### What is being asked
Look through the material below for "sell". Copy every line that contains it.

====== The data ======

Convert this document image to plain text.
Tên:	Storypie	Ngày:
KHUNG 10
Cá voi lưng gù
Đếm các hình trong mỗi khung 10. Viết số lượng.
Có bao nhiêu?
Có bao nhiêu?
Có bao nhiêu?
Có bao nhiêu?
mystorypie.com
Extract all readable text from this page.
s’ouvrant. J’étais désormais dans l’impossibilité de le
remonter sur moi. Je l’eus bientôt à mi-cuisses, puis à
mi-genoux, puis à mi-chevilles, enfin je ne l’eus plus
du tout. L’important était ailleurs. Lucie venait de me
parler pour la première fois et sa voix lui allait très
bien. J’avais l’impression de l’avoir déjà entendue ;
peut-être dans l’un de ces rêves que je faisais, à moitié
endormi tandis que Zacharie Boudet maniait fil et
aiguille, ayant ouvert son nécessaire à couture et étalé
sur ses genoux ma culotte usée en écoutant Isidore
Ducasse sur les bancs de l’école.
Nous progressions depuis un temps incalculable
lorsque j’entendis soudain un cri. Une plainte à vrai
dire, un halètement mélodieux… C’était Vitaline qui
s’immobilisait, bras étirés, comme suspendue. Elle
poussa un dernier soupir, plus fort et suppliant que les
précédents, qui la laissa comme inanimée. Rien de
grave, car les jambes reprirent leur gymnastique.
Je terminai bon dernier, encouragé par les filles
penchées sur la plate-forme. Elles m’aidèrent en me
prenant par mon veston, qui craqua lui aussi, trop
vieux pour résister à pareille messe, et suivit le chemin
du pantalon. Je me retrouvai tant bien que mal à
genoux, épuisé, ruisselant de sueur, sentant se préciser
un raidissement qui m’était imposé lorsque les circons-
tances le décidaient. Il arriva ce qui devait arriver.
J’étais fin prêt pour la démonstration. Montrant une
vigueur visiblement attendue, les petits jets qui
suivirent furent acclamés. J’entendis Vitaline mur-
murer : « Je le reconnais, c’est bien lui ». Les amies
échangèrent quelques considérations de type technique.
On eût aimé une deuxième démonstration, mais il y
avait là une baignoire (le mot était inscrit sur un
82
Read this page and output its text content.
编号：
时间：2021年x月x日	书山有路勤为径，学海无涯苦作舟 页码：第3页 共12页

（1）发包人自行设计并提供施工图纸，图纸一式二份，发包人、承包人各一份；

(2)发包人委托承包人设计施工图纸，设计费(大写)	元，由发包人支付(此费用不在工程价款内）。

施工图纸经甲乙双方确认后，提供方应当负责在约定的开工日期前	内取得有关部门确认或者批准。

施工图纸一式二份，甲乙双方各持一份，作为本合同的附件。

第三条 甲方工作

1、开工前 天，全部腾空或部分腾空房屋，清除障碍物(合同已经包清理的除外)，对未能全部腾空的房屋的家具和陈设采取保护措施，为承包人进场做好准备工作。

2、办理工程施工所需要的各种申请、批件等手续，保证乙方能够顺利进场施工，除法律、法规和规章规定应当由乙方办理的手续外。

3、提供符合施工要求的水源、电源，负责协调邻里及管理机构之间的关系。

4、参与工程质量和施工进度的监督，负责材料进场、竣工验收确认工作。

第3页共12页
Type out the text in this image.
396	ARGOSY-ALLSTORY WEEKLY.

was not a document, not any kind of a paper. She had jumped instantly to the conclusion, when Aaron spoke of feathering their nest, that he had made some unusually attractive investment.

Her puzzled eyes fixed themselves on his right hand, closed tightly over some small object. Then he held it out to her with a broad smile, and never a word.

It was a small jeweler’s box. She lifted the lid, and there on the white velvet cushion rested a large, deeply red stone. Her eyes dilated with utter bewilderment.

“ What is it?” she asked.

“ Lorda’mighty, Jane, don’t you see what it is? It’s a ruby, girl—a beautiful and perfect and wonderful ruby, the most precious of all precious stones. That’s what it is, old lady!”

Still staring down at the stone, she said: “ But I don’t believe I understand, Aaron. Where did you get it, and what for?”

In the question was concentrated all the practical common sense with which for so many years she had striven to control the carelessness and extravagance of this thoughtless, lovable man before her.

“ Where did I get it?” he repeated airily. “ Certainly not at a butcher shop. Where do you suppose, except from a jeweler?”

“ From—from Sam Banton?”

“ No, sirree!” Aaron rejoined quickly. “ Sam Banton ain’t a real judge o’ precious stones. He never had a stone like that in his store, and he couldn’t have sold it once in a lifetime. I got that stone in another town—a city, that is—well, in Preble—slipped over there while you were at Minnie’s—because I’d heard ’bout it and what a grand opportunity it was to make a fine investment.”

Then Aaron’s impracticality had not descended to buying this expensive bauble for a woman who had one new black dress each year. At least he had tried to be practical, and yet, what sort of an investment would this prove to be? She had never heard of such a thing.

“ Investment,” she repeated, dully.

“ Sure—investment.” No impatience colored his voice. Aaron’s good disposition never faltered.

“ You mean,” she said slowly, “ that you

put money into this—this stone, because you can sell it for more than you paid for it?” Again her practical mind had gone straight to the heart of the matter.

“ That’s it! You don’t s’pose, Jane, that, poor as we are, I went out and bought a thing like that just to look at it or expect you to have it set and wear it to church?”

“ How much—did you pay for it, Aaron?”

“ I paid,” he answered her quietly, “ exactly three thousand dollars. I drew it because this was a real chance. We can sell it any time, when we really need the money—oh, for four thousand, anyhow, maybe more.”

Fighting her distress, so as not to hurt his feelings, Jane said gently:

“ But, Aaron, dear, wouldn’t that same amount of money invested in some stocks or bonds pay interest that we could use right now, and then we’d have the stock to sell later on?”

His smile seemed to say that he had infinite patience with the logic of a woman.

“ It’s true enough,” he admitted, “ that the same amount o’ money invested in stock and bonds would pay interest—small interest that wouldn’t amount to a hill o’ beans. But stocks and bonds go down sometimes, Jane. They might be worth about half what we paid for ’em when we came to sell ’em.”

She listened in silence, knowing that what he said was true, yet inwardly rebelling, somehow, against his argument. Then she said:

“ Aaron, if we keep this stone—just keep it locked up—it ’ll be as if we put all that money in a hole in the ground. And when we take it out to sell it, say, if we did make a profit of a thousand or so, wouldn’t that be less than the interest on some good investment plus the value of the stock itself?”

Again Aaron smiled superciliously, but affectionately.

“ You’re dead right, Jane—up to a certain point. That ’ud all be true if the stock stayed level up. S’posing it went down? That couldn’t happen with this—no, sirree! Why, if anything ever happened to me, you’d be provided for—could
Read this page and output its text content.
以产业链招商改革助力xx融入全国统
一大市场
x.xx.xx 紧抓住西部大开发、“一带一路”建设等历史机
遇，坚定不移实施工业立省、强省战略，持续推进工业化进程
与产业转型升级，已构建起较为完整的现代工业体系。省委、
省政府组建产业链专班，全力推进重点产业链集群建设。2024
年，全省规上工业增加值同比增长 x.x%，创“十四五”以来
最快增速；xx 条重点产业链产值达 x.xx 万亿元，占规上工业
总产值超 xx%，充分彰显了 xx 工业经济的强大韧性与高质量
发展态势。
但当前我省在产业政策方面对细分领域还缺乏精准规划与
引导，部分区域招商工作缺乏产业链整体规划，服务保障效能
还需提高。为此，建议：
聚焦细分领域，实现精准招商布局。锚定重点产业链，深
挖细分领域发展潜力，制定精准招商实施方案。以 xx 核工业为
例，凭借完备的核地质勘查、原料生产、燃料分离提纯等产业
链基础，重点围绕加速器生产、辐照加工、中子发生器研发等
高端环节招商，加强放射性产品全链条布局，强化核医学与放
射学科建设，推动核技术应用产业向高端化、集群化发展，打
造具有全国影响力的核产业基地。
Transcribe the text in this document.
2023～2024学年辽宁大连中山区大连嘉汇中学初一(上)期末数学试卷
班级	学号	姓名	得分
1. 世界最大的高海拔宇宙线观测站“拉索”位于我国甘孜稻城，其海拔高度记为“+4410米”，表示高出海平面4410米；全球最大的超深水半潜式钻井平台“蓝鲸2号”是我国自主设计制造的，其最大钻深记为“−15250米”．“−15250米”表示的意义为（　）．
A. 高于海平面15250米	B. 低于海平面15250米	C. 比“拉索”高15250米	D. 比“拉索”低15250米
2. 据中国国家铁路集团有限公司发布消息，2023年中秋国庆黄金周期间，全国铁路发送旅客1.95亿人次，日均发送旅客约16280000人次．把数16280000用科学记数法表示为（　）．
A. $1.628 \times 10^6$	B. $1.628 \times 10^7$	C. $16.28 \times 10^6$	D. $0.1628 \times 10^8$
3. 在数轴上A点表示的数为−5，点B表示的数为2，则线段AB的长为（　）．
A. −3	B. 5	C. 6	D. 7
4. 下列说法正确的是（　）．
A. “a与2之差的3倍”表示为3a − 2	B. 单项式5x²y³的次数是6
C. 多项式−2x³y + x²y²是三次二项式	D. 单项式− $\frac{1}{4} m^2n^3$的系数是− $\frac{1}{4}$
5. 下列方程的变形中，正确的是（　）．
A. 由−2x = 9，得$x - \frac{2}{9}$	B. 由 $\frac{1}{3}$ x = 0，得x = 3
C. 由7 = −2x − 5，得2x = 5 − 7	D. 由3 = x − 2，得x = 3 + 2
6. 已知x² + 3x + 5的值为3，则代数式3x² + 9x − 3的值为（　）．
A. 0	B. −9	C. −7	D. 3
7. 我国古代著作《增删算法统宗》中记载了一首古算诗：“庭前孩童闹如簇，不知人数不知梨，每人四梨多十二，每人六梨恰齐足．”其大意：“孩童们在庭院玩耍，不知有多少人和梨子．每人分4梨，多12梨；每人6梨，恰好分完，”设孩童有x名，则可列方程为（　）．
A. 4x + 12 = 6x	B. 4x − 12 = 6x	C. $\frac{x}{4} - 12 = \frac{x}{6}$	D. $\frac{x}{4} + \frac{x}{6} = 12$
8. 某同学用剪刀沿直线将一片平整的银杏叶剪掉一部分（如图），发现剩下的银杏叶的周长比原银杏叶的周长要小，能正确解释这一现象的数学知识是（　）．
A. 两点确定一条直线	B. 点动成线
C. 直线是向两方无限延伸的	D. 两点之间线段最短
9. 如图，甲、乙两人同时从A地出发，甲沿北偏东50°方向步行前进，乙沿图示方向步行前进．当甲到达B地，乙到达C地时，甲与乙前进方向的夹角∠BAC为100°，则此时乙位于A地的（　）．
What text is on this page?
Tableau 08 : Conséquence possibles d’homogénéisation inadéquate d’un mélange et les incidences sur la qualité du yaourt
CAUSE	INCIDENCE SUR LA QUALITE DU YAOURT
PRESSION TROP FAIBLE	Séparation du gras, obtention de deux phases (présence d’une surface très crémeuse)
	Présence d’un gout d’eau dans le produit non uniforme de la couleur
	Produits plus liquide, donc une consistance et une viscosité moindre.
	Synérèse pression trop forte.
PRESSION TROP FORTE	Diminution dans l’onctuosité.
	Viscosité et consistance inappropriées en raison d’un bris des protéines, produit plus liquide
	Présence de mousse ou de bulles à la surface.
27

======

### Task result
put money into this—this stone, because you can sell it for more than you paid for it?” Again her practical mind had gone straight to the heart of the matter.
“ I paid,” he answered her quietly, “ exactly three thousand dollars. I drew it because this was a real chance. We can sell it any time, when we really need the money—oh, for four thousand, anyhow, maybe more.”
“ But, Aaron, dear, wouldn’t that same amount of money invested in some stocks or bonds pay interest that we could use right now, and then we’d have the stock to sell later on?”
“ It’s true enough,” he admitted, “ that the same amount o’ money invested in stock and bonds would pay interest—small interest that wouldn’t amount to a hill o’ beans. But stocks and bonds go down sometimes, Jane. They might be worth about half what we paid for ’em when we came to sell ’em.”
“ Aaron, if we keep this stone—just keep it locked up—it ’ll be as if we put all that money in a hole in the ground. And when we take it out to sell it, say, if we did make a profit of a thousand or so, wouldn’t that be less than the interest on some good investment plus the value of the stock itself?”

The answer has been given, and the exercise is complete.